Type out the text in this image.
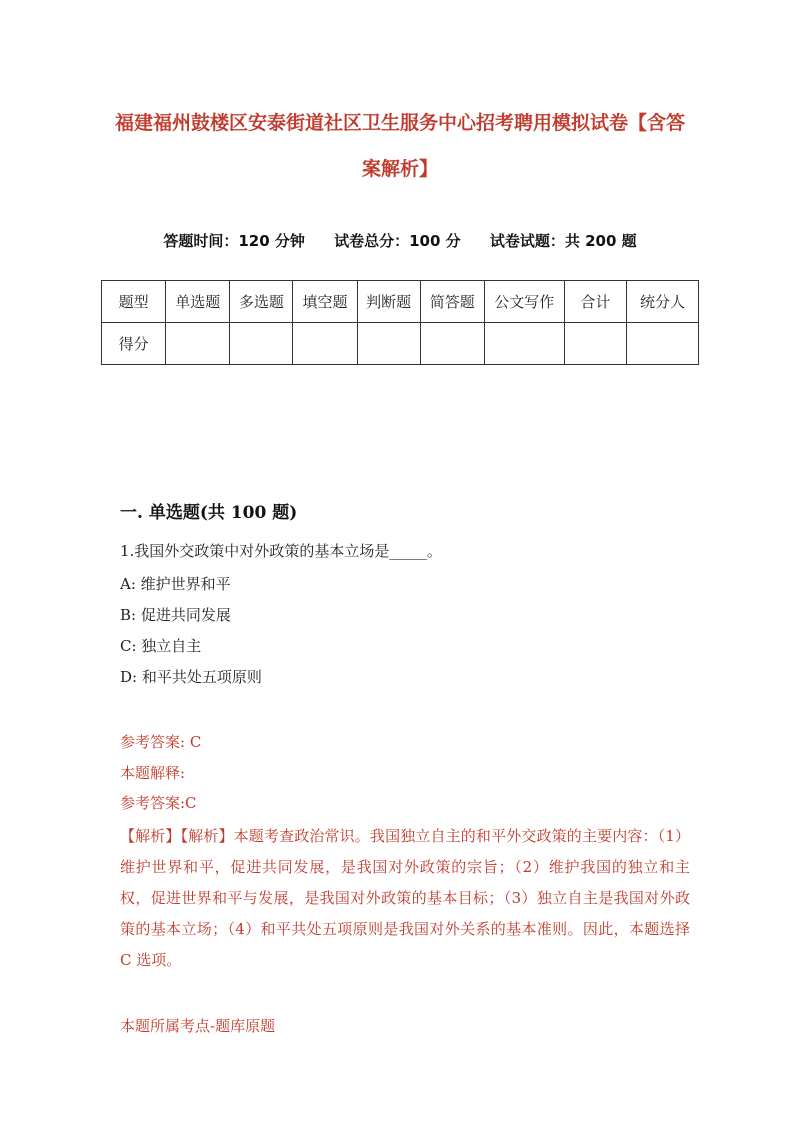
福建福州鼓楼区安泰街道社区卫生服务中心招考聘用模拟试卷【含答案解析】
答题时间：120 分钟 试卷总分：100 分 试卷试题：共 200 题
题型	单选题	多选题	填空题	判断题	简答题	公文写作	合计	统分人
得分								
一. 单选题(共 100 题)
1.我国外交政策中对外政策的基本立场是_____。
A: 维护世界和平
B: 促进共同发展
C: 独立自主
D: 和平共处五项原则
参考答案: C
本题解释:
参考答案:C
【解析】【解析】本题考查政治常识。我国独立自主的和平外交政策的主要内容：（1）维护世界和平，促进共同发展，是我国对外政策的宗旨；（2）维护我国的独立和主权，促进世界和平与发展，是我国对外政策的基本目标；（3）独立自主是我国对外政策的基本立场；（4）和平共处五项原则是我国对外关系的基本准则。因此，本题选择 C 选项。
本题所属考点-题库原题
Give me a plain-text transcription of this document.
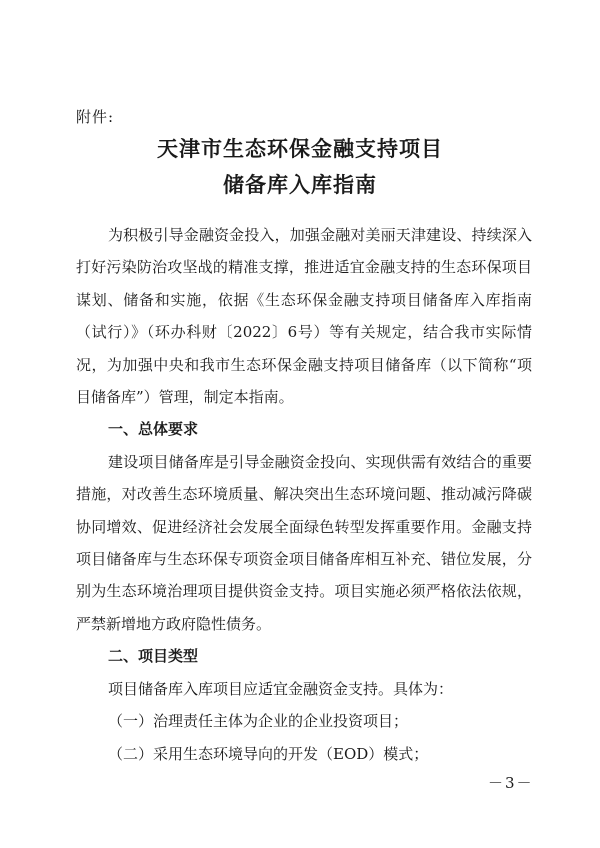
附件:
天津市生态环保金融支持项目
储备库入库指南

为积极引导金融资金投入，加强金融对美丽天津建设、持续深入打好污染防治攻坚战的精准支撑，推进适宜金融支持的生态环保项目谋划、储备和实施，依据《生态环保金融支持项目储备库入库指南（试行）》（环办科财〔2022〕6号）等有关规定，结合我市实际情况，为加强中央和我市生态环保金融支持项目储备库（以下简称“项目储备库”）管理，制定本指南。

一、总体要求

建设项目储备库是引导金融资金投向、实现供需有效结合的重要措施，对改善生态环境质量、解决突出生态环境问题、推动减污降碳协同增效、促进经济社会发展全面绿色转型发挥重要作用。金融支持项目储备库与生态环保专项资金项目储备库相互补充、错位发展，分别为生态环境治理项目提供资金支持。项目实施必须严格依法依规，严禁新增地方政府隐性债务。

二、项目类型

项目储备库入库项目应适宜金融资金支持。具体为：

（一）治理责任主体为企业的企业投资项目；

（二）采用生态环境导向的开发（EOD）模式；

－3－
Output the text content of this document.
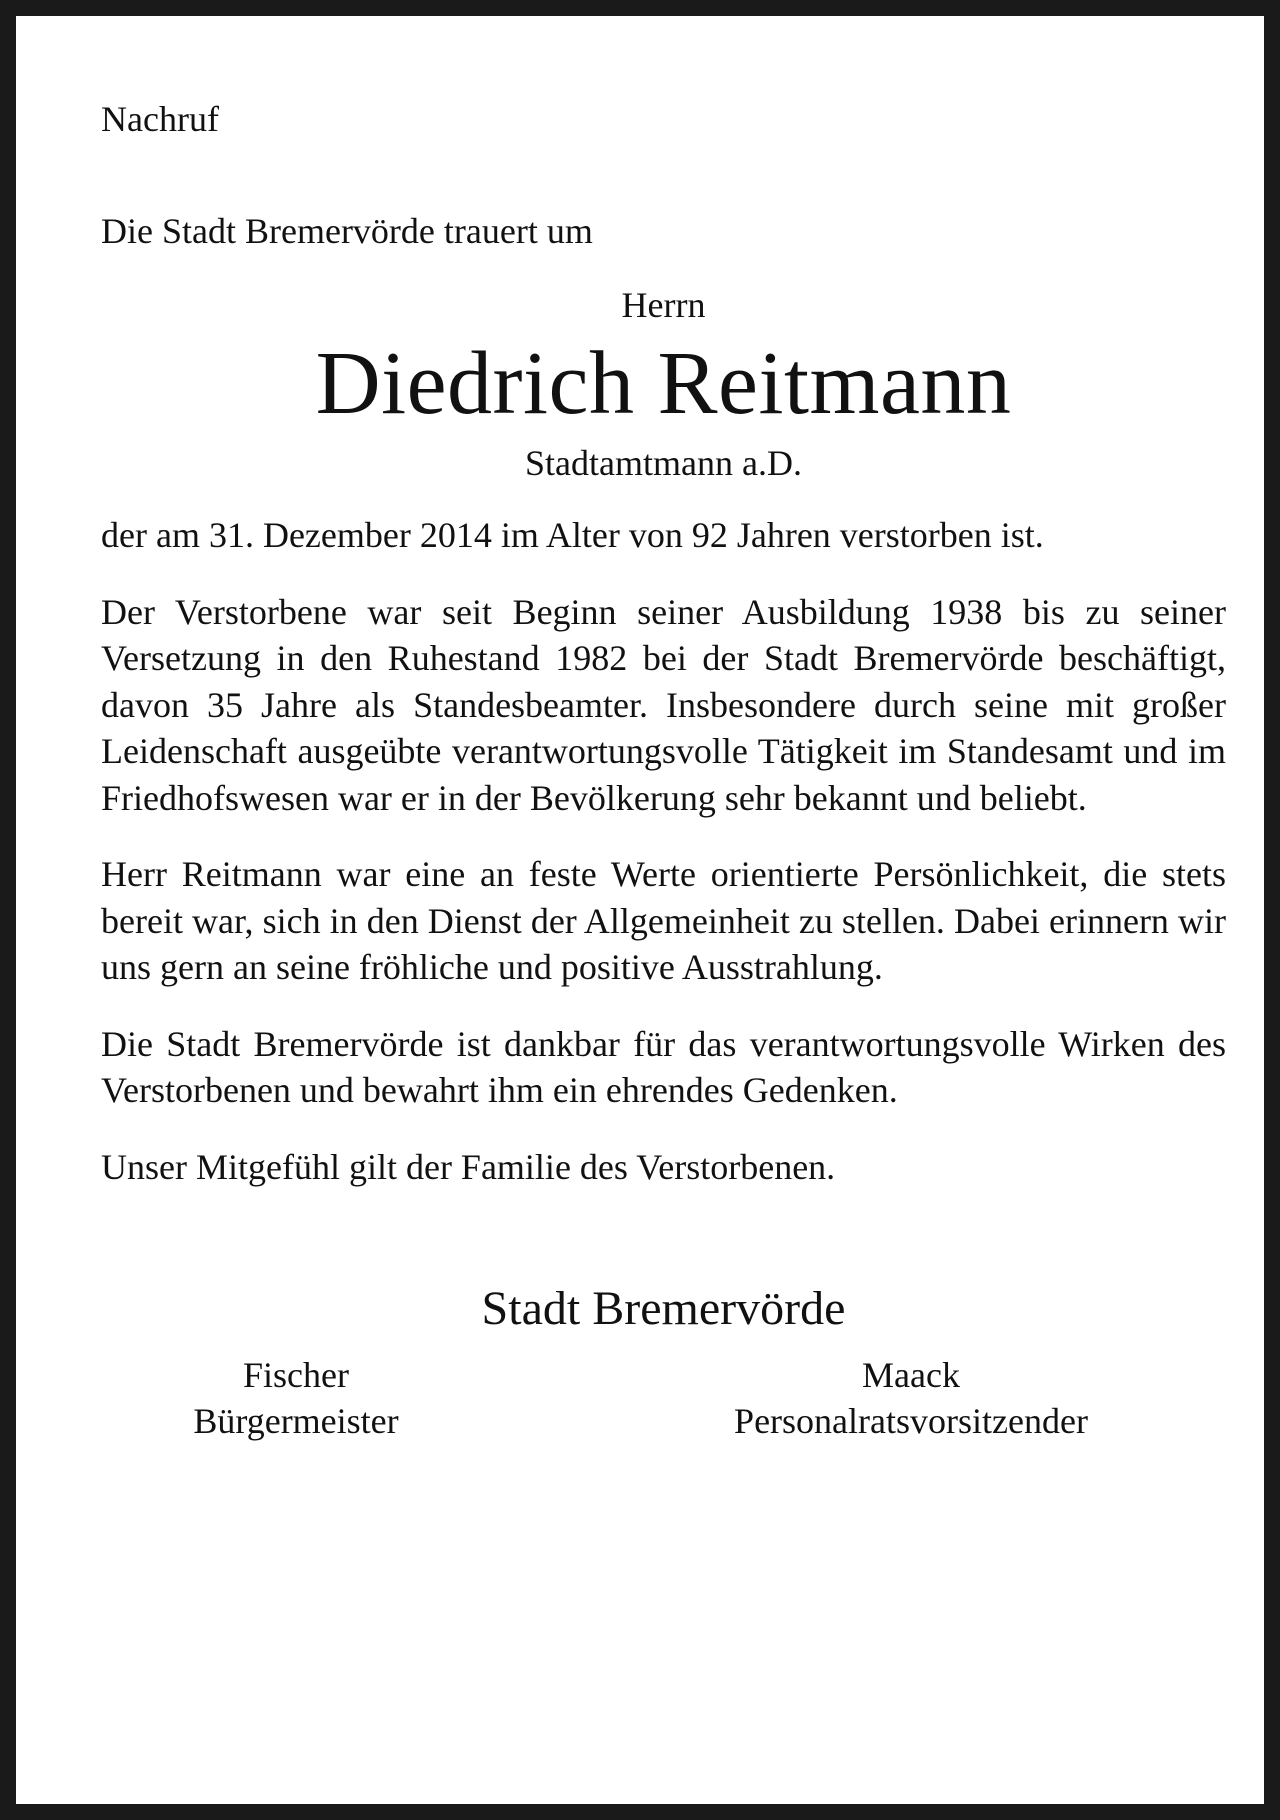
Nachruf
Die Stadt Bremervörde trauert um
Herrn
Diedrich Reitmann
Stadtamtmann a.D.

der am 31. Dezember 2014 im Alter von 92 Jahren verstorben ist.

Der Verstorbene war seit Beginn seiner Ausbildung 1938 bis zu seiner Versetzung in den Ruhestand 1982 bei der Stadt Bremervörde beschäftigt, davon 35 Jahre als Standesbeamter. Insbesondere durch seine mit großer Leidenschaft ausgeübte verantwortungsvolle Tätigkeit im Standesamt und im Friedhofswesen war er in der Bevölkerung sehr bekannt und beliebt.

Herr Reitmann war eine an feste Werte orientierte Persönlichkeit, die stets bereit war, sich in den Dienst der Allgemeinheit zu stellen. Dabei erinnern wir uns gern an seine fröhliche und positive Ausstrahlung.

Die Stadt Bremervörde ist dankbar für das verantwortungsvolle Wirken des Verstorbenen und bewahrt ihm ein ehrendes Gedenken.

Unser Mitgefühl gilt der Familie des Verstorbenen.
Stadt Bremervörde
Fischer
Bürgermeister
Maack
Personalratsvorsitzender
※
Make an exact copy of every record, pictures excluded.

## [Task answer]
Type out the text in this image.
福建福州鼓楼区安泰街道社区卫生服务中心招考聘用模拟试卷【含答案解析】
答题时间：120 分钟 试卷总分：100 分 试卷试题：共 200 题
题型	单选题	多选题	填空题	判断题	简答题	公文写作	合计	统分人
得分								
一. 单选题(共 100 题)
1.我国外交政策中对外政策的基本立场是_____。
A: 维护世界和平
B: 促进共同发展
C: 独立自主
D: 和平共处五项原则
参考答案: C
本题解释:
参考答案:C
【解析】【解析】本题考查政治常识。我国独立自主的和平外交政策的主要内容：（1）维护世界和平，促进共同发展，是我国对外政策的宗旨；（2）维护我国的独立和主权，促进世界和平与发展，是我国对外政策的基本目标；（3）独立自主是我国对外政策的基本立场；（4）和平共处五项原则是我国对外关系的基本准则。因此，本题选择 C 选项。
本题所属考点-题库原题
Give me a plain-text transcription of this document.
附件:
天津市生态环保金融支持项目
储备库入库指南

为积极引导金融资金投入，加强金融对美丽天津建设、持续深入打好污染防治攻坚战的精准支撑，推进适宜金融支持的生态环保项目谋划、储备和实施，依据《生态环保金融支持项目储备库入库指南（试行）》（环办科财〔2022〕6号）等有关规定，结合我市实际情况，为加强中央和我市生态环保金融支持项目储备库（以下简称“项目储备库”）管理，制定本指南。

一、总体要求

建设项目储备库是引导金融资金投向、实现供需有效结合的重要措施，对改善生态环境质量、解决突出生态环境问题、推动减污降碳协同增效、促进经济社会发展全面绿色转型发挥重要作用。金融支持项目储备库与生态环保专项资金项目储备库相互补充、错位发展，分别为生态环境治理项目提供资金支持。项目实施必须严格依法依规，严禁新增地方政府隐性债务。

二、项目类型

项目储备库入库项目应适宜金融资金支持。具体为：

（一）治理责任主体为企业的企业投资项目；

（二）采用生态环境导向的开发（EOD）模式；

－3－
Output the text content of this document.
Nachruf
Die Stadt Bremervörde trauert um
Herrn
Diedrich Reitmann
Stadtamtmann a.D.

der am 31. Dezember 2014 im Alter von 92 Jahren verstorben ist.

Der Verstorbene war seit Beginn seiner Ausbildung 1938 bis zu seiner Versetzung in den Ruhestand 1982 bei der Stadt Bremervörde beschäftigt, davon 35 Jahre als Standesbeamter. Insbesondere durch seine mit großer Leidenschaft ausgeübte verantwortungsvolle Tätigkeit im Standesamt und im Friedhofswesen war er in der Bevölkerung sehr bekannt und beliebt.

Herr Reitmann war eine an feste Werte orientierte Persönlichkeit, die stets bereit war, sich in den Dienst der Allgemeinheit zu stellen. Dabei erinnern wir uns gern an seine fröhliche und positive Ausstrahlung.

Die Stadt Bremervörde ist dankbar für das verantwortungsvolle Wirken des Verstorbenen und bewahrt ihm ein ehrendes Gedenken.

Unser Mitgefühl gilt der Familie des Verstorbenen.
Stadt Bremervörde
Fischer
Bürgermeister
Maack
Personalratsvorsitzender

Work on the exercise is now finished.